What this task involves - Write out the whole listing again, exactly.
——
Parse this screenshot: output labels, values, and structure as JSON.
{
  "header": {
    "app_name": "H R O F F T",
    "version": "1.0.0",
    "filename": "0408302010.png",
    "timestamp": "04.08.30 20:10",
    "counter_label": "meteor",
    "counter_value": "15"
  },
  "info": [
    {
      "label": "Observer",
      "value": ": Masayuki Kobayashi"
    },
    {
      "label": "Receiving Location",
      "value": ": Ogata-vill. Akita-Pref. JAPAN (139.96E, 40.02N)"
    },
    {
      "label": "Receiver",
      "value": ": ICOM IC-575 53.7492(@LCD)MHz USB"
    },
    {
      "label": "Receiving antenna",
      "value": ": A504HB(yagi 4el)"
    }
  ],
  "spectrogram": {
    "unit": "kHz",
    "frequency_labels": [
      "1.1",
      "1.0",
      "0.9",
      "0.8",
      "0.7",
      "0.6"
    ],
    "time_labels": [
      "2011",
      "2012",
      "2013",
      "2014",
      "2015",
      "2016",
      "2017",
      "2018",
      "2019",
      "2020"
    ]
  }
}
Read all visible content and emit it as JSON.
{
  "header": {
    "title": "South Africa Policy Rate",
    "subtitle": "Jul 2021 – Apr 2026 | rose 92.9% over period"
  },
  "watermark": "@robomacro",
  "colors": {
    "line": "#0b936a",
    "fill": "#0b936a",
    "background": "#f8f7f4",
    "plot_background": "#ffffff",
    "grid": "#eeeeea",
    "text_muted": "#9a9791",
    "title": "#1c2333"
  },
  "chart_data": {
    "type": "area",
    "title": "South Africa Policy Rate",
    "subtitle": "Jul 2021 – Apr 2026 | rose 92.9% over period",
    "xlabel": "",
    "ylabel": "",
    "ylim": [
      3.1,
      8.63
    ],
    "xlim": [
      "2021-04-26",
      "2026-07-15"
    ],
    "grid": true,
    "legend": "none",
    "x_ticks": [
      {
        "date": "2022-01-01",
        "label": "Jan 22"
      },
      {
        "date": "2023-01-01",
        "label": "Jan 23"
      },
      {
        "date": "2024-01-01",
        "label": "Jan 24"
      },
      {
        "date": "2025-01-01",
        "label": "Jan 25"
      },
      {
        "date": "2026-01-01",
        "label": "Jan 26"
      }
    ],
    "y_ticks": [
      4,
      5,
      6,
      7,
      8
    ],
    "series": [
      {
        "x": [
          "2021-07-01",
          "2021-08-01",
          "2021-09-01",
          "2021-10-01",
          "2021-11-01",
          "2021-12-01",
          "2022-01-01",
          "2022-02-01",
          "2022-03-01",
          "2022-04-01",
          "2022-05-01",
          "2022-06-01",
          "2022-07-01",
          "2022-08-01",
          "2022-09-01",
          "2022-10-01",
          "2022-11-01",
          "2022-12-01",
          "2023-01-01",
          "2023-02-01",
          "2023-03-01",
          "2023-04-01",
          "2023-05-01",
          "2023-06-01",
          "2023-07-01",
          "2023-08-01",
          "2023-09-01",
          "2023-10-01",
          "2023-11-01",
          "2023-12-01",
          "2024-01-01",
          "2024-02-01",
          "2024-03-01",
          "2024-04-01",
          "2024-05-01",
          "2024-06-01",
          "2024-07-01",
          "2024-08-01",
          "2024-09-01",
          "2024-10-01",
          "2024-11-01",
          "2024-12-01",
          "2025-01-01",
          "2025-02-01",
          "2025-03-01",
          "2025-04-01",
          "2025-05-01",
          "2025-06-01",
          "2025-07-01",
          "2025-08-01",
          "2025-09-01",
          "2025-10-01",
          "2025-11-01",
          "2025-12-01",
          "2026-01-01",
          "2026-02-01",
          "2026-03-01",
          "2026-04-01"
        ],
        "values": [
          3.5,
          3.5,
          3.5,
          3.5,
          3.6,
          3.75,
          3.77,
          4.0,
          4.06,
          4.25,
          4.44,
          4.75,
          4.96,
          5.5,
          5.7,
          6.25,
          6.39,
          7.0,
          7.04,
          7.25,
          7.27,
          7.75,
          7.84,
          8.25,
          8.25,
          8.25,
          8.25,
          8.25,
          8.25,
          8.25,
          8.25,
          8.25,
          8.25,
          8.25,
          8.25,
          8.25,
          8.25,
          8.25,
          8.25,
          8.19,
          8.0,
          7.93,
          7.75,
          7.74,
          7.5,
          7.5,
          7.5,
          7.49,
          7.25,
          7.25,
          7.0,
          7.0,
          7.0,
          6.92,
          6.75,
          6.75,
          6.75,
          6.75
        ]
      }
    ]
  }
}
——
Exercise solution -
Parse this screenshot: output labels, values, and structure as JSON.
{
  "header": {
    "app_name": "H R O F F T",
    "version": "1.0.0",
    "filename": "0408302010.png",
    "timestamp": "04.08.30 20:10",
    "counter_label": "meteor",
    "counter_value": "15"
  },
  "info": [
    {
      "label": "Observer",
      "value": ": Masayuki Kobayashi"
    },
    {
      "label": "Receiving Location",
      "value": ": Ogata-vill. Akita-Pref. JAPAN (139.96E, 40.02N)"
    },
    {
      "label": "Receiver",
      "value": ": ICOM IC-575 53.7492(@LCD)MHz USB"
    },
    {
      "label": "Receiving antenna",
      "value": ": A504HB(yagi 4el)"
    }
  ],
  "spectrogram": {
    "unit": "kHz",
    "frequency_labels": [
      "1.1",
      "1.0",
      "0.9",
      "0.8",
      "0.7",
      "0.6"
    ],
    "time_labels": [
      "2011",
      "2012",
      "2013",
      "2014",
      "2015",
      "2016",
      "2017",
      "2018",
      "2019",
      "2020"
    ]
  }
}
Read all visible content and emit it as JSON.
{
  "header": {
    "title": "South Africa Policy Rate",
    "subtitle": "Jul 2021 – Apr 2026 | rose 92.9% over period"
  },
  "watermark": "@robomacro",
  "colors": {
    "line": "#0b936a",
    "fill": "#0b936a",
    "background": "#f8f7f4",
    "plot_background": "#ffffff",
    "grid": "#eeeeea",
    "text_muted": "#9a9791",
    "title": "#1c2333"
  },
  "chart_data": {
    "type": "area",
    "title": "South Africa Policy Rate",
    "subtitle": "Jul 2021 – Apr 2026 | rose 92.9% over period",
    "xlabel": "",
    "ylabel": "",
    "ylim": [
      3.1,
      8.63
    ],
    "xlim": [
      "2021-04-26",
      "2026-07-15"
    ],
    "grid": true,
    "legend": "none",
    "x_ticks": [
      {
        "date": "2022-01-01",
        "label": "Jan 22"
      },
      {
        "date": "2023-01-01",
        "label": "Jan 23"
      },
      {
        "date": "2024-01-01",
        "label": "Jan 24"
      },
      {
        "date": "2025-01-01",
        "label": "Jan 25"
      },
      {
        "date": "2026-01-01",
        "label": "Jan 26"
      }
    ],
    "y_ticks": [
      4,
      5,
      6,
      7,
      8
    ],
    "series": [
      {
        "x": [
          "2021-07-01",
          "2021-08-01",
          "2021-09-01",
          "2021-10-01",
          "2021-11-01",
          "2021-12-01",
          "2022-01-01",
          "2022-02-01",
          "2022-03-01",
          "2022-04-01",
          "2022-05-01",
          "2022-06-01",
          "2022-07-01",
          "2022-08-01",
          "2022-09-01",
          "2022-10-01",
          "2022-11-01",
          "2022-12-01",
          "2023-01-01",
          "2023-02-01",
          "2023-03-01",
          "2023-04-01",
          "2023-05-01",
          "2023-06-01",
          "2023-07-01",
          "2023-08-01",
          "2023-09-01",
          "2023-10-01",
          "2023-11-01",
          "2023-12-01",
          "2024-01-01",
          "2024-02-01",
          "2024-03-01",
          "2024-04-01",
          "2024-05-01",
          "2024-06-01",
          "2024-07-01",
          "2024-08-01",
          "2024-09-01",
          "2024-10-01",
          "2024-11-01",
          "2024-12-01",
          "2025-01-01",
          "2025-02-01",
          "2025-03-01",
          "2025-04-01",
          "2025-05-01",
          "2025-06-01",
          "2025-07-01",
          "2025-08-01",
          "2025-09-01",
          "2025-10-01",
          "2025-11-01",
          "2025-12-01",
          "2026-01-01",
          "2026-02-01",
          "2026-03-01",
          "2026-04-01"
        ],
        "values": [
          3.5,
          3.5,
          3.5,
          3.5,
          3.6,
          3.75,
          3.77,
          4.0,
          4.06,
          4.25,
          4.44,
          4.75,
          4.96,
          5.5,
          5.7,
          6.25,
          6.39,
          7.0,
          7.04,
          7.25,
          7.27,
          7.75,
          7.84,
          8.25,
          8.25,
          8.25,
          8.25,
          8.25,
          8.25,
          8.25,
          8.25,
          8.25,
          8.25,
          8.25,
          8.25,
          8.25,
          8.25,
          8.25,
          8.25,
          8.19,
          8.0,
          7.93,
          7.75,
          7.74,
          7.5,
          7.5,
          7.5,
          7.49,
          7.25,
          7.25,
          7.0,
          7.0,
          7.0,
          6.92,
          6.75,
          6.75,
          6.75,
          6.75
        ]
      }
    ]
  }
}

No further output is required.